DIRECTIONS FOR THIS TASK
Read the data and repeat all of it exactly.

Figure data in JSON
==*==

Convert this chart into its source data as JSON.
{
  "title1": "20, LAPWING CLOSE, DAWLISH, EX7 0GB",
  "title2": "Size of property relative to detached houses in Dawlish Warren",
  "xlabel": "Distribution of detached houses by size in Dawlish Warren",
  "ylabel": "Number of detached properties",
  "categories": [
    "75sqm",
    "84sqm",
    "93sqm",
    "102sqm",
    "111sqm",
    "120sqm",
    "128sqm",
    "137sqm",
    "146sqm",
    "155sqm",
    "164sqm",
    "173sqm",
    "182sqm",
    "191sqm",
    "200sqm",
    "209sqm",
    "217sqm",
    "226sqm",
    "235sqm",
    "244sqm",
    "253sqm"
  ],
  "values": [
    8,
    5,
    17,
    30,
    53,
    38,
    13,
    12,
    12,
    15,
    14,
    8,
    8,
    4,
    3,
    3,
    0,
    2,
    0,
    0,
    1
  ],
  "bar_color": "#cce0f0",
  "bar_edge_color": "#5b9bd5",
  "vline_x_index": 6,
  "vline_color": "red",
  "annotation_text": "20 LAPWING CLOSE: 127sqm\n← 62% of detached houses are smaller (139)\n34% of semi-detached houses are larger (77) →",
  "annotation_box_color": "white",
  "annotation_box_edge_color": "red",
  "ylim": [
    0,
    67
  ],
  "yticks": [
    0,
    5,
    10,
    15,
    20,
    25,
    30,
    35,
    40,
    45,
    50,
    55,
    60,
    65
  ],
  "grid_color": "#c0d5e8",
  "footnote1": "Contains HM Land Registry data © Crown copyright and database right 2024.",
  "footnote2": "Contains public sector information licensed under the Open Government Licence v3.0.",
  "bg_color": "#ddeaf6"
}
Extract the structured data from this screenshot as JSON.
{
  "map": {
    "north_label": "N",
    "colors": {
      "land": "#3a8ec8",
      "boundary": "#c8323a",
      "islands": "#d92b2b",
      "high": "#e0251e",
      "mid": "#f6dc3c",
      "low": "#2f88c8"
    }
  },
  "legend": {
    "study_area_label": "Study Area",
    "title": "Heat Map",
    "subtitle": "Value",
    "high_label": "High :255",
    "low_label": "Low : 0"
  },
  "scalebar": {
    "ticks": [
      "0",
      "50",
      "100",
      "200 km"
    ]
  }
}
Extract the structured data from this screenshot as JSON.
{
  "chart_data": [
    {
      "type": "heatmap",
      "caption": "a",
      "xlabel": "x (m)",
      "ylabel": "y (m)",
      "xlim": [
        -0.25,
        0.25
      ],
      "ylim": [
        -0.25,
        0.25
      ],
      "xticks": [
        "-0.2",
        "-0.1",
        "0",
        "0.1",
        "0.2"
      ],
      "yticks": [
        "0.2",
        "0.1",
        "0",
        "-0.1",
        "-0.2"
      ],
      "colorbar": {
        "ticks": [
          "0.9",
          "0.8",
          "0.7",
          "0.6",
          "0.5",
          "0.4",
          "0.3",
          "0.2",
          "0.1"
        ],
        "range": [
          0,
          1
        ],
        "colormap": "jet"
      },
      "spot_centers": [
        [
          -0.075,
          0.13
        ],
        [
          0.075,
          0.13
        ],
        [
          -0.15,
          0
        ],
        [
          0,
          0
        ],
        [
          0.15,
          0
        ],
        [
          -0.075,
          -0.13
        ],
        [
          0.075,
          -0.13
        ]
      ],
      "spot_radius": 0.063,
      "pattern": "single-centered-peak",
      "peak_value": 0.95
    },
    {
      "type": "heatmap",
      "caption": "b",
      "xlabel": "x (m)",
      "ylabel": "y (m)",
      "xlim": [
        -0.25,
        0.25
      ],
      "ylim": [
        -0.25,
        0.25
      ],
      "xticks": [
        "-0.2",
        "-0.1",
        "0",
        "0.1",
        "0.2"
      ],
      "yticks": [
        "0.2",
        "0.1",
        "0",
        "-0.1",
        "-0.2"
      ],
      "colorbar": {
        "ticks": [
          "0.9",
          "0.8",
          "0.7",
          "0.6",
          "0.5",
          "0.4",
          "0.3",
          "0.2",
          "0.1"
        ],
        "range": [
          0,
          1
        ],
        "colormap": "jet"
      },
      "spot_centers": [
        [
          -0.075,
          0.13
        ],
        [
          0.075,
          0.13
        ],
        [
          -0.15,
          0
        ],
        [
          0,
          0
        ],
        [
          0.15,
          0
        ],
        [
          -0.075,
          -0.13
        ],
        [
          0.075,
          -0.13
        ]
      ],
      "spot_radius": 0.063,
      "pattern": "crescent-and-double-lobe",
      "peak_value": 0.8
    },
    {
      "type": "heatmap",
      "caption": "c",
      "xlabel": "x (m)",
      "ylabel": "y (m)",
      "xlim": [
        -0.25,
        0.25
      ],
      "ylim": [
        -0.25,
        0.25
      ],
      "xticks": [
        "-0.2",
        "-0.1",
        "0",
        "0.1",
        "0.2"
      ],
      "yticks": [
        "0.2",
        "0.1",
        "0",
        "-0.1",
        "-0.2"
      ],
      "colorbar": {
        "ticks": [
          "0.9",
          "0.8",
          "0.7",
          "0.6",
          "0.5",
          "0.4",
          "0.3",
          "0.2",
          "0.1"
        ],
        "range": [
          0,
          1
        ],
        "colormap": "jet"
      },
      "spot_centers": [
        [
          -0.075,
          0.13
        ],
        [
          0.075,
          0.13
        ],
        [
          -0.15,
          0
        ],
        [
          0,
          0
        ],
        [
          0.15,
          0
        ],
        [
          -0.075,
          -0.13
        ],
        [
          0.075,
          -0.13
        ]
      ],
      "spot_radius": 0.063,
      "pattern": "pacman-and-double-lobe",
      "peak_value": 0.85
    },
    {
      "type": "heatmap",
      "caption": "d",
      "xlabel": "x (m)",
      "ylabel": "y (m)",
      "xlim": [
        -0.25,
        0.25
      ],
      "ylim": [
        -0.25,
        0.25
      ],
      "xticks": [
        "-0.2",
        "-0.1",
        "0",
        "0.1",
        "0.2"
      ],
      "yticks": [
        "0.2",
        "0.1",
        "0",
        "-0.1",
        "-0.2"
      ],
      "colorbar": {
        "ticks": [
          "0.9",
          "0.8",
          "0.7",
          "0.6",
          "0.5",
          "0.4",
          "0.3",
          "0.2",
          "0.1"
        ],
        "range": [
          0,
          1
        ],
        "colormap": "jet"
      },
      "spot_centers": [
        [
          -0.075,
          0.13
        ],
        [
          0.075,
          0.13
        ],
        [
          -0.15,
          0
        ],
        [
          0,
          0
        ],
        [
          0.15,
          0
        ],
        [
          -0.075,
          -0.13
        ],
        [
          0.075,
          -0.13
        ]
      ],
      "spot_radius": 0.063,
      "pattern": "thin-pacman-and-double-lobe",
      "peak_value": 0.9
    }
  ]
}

==*==

REPLY TO THE TASK
Convert this chart into its source data as JSON.
{
  "title1": "20, LAPWING CLOSE, DAWLISH, EX7 0GB",
  "title2": "Size of property relative to detached houses in Dawlish Warren",
  "xlabel": "Distribution of detached houses by size in Dawlish Warren",
  "ylabel": "Number of detached properties",
  "categories": [
    "75sqm",
    "84sqm",
    "93sqm",
    "102sqm",
    "111sqm",
    "120sqm",
    "128sqm",
    "137sqm",
    "146sqm",
    "155sqm",
    "164sqm",
    "173sqm",
    "182sqm",
    "191sqm",
    "200sqm",
    "209sqm",
    "217sqm",
    "226sqm",
    "235sqm",
    "244sqm",
    "253sqm"
  ],
  "values": [
    8,
    5,
    17,
    30,
    53,
    38,
    13,
    12,
    12,
    15,
    14,
    8,
    8,
    4,
    3,
    3,
    0,
    2,
    0,
    0,
    1
  ],
  "bar_color": "#cce0f0",
  "bar_edge_color": "#5b9bd5",
  "vline_x_index": 6,
  "vline_color": "red",
  "annotation_text": "20 LAPWING CLOSE: 127sqm\n← 62% of detached houses are smaller (139)\n34% of semi-detached houses are larger (77) →",
  "annotation_box_color": "white",
  "annotation_box_edge_color": "red",
  "ylim": [
    0,
    67
  ],
  "yticks": [
    0,
    5,
    10,
    15,
    20,
    25,
    30,
    35,
    40,
    45,
    50,
    55,
    60,
    65
  ],
  "grid_color": "#c0d5e8",
  "footnote1": "Contains HM Land Registry data © Crown copyright and database right 2024.",
  "footnote2": "Contains public sector information licensed under the Open Government Licence v3.0.",
  "bg_color": "#ddeaf6"
}
Extract the structured data from this screenshot as JSON.
{
  "map": {
    "north_label": "N",
    "colors": {
      "land": "#3a8ec8",
      "boundary": "#c8323a",
      "islands": "#d92b2b",
      "high": "#e0251e",
      "mid": "#f6dc3c",
      "low": "#2f88c8"
    }
  },
  "legend": {
    "study_area_label": "Study Area",
    "title": "Heat Map",
    "subtitle": "Value",
    "high_label": "High :255",
    "low_label": "Low : 0"
  },
  "scalebar": {
    "ticks": [
      "0",
      "50",
      "100",
      "200 km"
    ]
  }
}
Extract the structured data from this screenshot as JSON.
{
  "chart_data": [
    {
      "type": "heatmap",
      "caption": "a",
      "xlabel": "x (m)",
      "ylabel": "y (m)",
      "xlim": [
        -0.25,
        0.25
      ],
      "ylim": [
        -0.25,
        0.25
      ],
      "xticks": [
        "-0.2",
        "-0.1",
        "0",
        "0.1",
        "0.2"
      ],
      "yticks": [
        "0.2",
        "0.1",
        "0",
        "-0.1",
        "-0.2"
      ],
      "colorbar": {
        "ticks": [
          "0.9",
          "0.8",
          "0.7",
          "0.6",
          "0.5",
          "0.4",
          "0.3",
          "0.2",
          "0.1"
        ],
        "range": [
          0,
          1
        ],
        "colormap": "jet"
      },
      "spot_centers": [
        [
          -0.075,
          0.13
        ],
        [
          0.075,
          0.13
        ],
        [
          -0.15,
          0
        ],
        [
          0,
          0
        ],
        [
          0.15,
          0
        ],
        [
          -0.075,
          -0.13
        ],
        [
          0.075,
          -0.13
        ]
      ],
      "spot_radius": 0.063,
      "pattern": "single-centered-peak",
      "peak_value": 0.95
    },
    {
      "type": "heatmap",
      "caption": "b",
      "xlabel": "x (m)",
      "ylabel": "y (m)",
      "xlim": [
        -0.25,
        0.25
      ],
      "ylim": [
        -0.25,
        0.25
      ],
      "xticks": [
        "-0.2",
        "-0.1",
        "0",
        "0.1",
        "0.2"
      ],
      "yticks": [
        "0.2",
        "0.1",
        "0",
        "-0.1",
        "-0.2"
      ],
      "colorbar": {
        "ticks": [
          "0.9",
          "0.8",
          "0.7",
          "0.6",
          "0.5",
          "0.4",
          "0.3",
          "0.2",
          "0.1"
        ],
        "range": [
          0,
          1
        ],
        "colormap": "jet"
      },
      "spot_centers": [
        [
          -0.075,
          0.13
        ],
        [
          0.075,
          0.13
        ],
        [
          -0.15,
          0
        ],
        [
          0,
          0
        ],
        [
          0.15,
          0
        ],
        [
          -0.075,
          -0.13
        ],
        [
          0.075,
          -0.13
        ]
      ],
      "spot_radius": 0.063,
      "pattern": "crescent-and-double-lobe",
      "peak_value": 0.8
    },
    {
      "type": "heatmap",
      "caption": "c",
      "xlabel": "x (m)",
      "ylabel": "y (m)",
      "xlim": [
        -0.25,
        0.25
      ],
      "ylim": [
        -0.25,
        0.25
      ],
      "xticks": [
        "-0.2",
        "-0.1",
        "0",
        "0.1",
        "0.2"
      ],
      "yticks": [
        "0.2",
        "0.1",
        "0",
        "-0.1",
        "-0.2"
      ],
      "colorbar": {
        "ticks": [
          "0.9",
          "0.8",
          "0.7",
          "0.6",
          "0.5",
          "0.4",
          "0.3",
          "0.2",
          "0.1"
        ],
        "range": [
          0,
          1
        ],
        "colormap": "jet"
      },
      "spot_centers": [
        [
          -0.075,
          0.13
        ],
        [
          0.075,
          0.13
        ],
        [
          -0.15,
          0
        ],
        [
          0,
          0
        ],
        [
          0.15,
          0
        ],
        [
          -0.075,
          -0.13
        ],
        [
          0.075,
          -0.13
        ]
      ],
      "spot_radius": 0.063,
      "pattern": "pacman-and-double-lobe",
      "peak_value": 0.85
    },
    {
      "type": "heatmap",
      "caption": "d",
      "xlabel": "x (m)",
      "ylabel": "y (m)",
      "xlim": [
        -0.25,
        0.25
      ],
      "ylim": [
        -0.25,
        0.25
      ],
      "xticks": [
        "-0.2",
        "-0.1",
        "0",
        "0.1",
        "0.2"
      ],
      "yticks": [
        "0.2",
        "0.1",
        "0",
        "-0.1",
        "-0.2"
      ],
      "colorbar": {
        "ticks": [
          "0.9",
          "0.8",
          "0.7",
          "0.6",
          "0.5",
          "0.4",
          "0.3",
          "0.2",
          "0.1"
        ],
        "range": [
          0,
          1
        ],
        "colormap": "jet"
      },
      "spot_centers": [
        [
          -0.075,
          0.13
        ],
        [
          0.075,
          0.13
        ],
        [
          -0.15,
          0
        ],
        [
          0,
          0
        ],
        [
          0.15,
          0
        ],
        [
          -0.075,
          -0.13
        ],
        [
          0.075,
          -0.13
        ]
      ],
      "spot_radius": 0.063,
      "pattern": "thin-pacman-and-double-lobe",
      "peak_value": 0.9
    }
  ]
}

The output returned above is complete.